== TO BE DONE ==
Could every line of the data be printed exactly as it reads?

== RECORDS FOR THE EXERCISE ==
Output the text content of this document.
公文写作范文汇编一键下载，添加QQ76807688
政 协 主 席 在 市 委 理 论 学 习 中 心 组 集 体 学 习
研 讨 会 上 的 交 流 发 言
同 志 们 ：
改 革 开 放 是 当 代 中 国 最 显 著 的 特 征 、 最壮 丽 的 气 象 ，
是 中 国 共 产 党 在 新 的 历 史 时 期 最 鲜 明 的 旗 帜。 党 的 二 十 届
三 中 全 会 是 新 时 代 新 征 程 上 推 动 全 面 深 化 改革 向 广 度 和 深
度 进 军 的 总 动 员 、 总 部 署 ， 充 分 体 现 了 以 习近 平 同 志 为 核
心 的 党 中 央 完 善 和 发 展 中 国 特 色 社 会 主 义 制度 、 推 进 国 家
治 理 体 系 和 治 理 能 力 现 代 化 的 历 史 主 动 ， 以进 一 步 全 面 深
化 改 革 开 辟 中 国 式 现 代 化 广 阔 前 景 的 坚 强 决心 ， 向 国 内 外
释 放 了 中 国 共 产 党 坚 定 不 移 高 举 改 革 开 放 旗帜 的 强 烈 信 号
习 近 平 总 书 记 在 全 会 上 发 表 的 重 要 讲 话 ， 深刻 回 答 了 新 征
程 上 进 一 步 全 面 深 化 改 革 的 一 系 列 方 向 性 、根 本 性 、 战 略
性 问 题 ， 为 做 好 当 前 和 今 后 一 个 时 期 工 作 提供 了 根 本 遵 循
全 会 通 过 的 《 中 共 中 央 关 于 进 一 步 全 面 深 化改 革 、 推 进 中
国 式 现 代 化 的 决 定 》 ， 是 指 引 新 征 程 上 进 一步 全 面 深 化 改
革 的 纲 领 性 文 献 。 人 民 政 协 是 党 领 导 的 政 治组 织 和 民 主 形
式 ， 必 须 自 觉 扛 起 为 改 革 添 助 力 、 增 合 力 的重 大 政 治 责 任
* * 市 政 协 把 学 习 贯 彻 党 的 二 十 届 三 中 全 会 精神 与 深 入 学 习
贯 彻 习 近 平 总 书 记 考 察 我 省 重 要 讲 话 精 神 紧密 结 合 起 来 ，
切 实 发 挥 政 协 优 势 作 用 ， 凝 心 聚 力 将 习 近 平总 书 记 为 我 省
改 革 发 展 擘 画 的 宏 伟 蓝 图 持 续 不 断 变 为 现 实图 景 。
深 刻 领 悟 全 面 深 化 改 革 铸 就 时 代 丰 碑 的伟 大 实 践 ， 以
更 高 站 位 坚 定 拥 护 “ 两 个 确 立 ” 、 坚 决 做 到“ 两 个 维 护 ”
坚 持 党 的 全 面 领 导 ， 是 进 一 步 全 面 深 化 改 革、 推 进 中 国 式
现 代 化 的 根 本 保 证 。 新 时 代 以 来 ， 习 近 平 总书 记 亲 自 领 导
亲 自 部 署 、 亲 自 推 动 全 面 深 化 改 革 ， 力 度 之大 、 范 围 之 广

== SOLUTION TO THIS PROBLEM ==
Output the text content of this document.
公文写作范文汇编一键下载，添加QQ76807688
政 协 主 席 在 市 委 理 论 学 习 中 心 组 集 体 学 习
研 讨 会 上 的 交 流 发 言
同 志 们 ：
改 革 开 放 是 当 代 中 国 最 显 著 的 特 征 、 最壮 丽 的 气 象 ，
是 中 国 共 产 党 在 新 的 历 史 时 期 最 鲜 明 的 旗 帜。 党 的 二 十 届
三 中 全 会 是 新 时 代 新 征 程 上 推 动 全 面 深 化 改革 向 广 度 和 深
度 进 军 的 总 动 员 、 总 部 署 ， 充 分 体 现 了 以 习近 平 同 志 为 核
心 的 党 中 央 完 善 和 发 展 中 国 特 色 社 会 主 义 制度 、 推 进 国 家
治 理 体 系 和 治 理 能 力 现 代 化 的 历 史 主 动 ， 以进 一 步 全 面 深
化 改 革 开 辟 中 国 式 现 代 化 广 阔 前 景 的 坚 强 决心 ， 向 国 内 外
释 放 了 中 国 共 产 党 坚 定 不 移 高 举 改 革 开 放 旗帜 的 强 烈 信 号
习 近 平 总 书 记 在 全 会 上 发 表 的 重 要 讲 话 ， 深刻 回 答 了 新 征
程 上 进 一 步 全 面 深 化 改 革 的 一 系 列 方 向 性 、根 本 性 、 战 略
性 问 题 ， 为 做 好 当 前 和 今 后 一 个 时 期 工 作 提供 了 根 本 遵 循
全 会 通 过 的 《 中 共 中 央 关 于 进 一 步 全 面 深 化改 革 、 推 进 中
国 式 现 代 化 的 决 定 》 ， 是 指 引 新 征 程 上 进 一步 全 面 深 化 改
革 的 纲 领 性 文 献 。 人 民 政 协 是 党 领 导 的 政 治组 织 和 民 主 形
式 ， 必 须 自 觉 扛 起 为 改 革 添 助 力 、 增 合 力 的重 大 政 治 责 任
* * 市 政 协 把 学 习 贯 彻 党 的 二 十 届 三 中 全 会 精神 与 深 入 学 习
贯 彻 习 近 平 总 书 记 考 察 我 省 重 要 讲 话 精 神 紧密 结 合 起 来 ，
切 实 发 挥 政 协 优 势 作 用 ， 凝 心 聚 力 将 习 近 平总 书 记 为 我 省
改 革 发 展 擘 画 的 宏 伟 蓝 图 持 续 不 断 变 为 现 实图 景 。
深 刻 领 悟 全 面 深 化 改 革 铸 就 时 代 丰 碑 的伟 大 实 践 ， 以
更 高 站 位 坚 定 拥 护 “ 两 个 确 立 ” 、 坚 决 做 到“ 两 个 维 护 ”
坚 持 党 的 全 面 领 导 ， 是 进 一 步 全 面 深 化 改 革、 推 进 中 国 式
现 代 化 的 根 本 保 证 。 新 时 代 以 来 ， 习 近 平 总书 记 亲 自 领 导
亲 自 部 署 、 亲 自 推 动 全 面 深 化 改 革 ， 力 度 之大 、 范 围 之 广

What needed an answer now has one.